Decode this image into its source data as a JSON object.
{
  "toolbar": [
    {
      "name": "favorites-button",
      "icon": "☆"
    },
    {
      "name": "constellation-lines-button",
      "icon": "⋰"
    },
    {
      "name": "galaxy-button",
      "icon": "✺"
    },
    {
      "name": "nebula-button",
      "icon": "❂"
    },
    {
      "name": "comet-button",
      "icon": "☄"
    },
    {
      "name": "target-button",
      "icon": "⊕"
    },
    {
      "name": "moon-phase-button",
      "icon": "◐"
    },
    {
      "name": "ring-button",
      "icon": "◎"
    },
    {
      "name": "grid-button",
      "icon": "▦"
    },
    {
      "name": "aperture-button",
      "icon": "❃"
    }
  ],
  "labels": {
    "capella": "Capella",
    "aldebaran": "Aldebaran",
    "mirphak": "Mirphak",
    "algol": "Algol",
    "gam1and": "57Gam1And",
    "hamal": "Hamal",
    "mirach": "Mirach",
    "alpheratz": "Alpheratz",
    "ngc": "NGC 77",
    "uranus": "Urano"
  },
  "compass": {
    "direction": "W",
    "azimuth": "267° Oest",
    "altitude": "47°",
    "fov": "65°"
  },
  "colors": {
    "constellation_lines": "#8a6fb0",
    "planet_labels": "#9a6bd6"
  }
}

----

- [What to do]: Reproduce the full listing word for word.

- [The reply]:
Decode this image into its source data as a JSON object.
{
  "toolbar": [
    {
      "name": "favorites-button",
      "icon": "☆"
    },
    {
      "name": "constellation-lines-button",
      "icon": "⋰"
    },
    {
      "name": "galaxy-button",
      "icon": "✺"
    },
    {
      "name": "nebula-button",
      "icon": "❂"
    },
    {
      "name": "comet-button",
      "icon": "☄"
    },
    {
      "name": "target-button",
      "icon": "⊕"
    },
    {
      "name": "moon-phase-button",
      "icon": "◐"
    },
    {
      "name": "ring-button",
      "icon": "◎"
    },
    {
      "name": "grid-button",
      "icon": "▦"
    },
    {
      "name": "aperture-button",
      "icon": "❃"
    }
  ],
  "labels": {
    "capella": "Capella",
    "aldebaran": "Aldebaran",
    "mirphak": "Mirphak",
    "algol": "Algol",
    "gam1and": "57Gam1And",
    "hamal": "Hamal",
    "mirach": "Mirach",
    "alpheratz": "Alpheratz",
    "ngc": "NGC 77",
    "uranus": "Urano"
  },
  "compass": {
    "direction": "W",
    "azimuth": "267° Oest",
    "altitude": "47°",
    "fov": "65°"
  },
  "colors": {
    "constellation_lines": "#8a6fb0",
    "planet_labels": "#9a6bd6"
  }
}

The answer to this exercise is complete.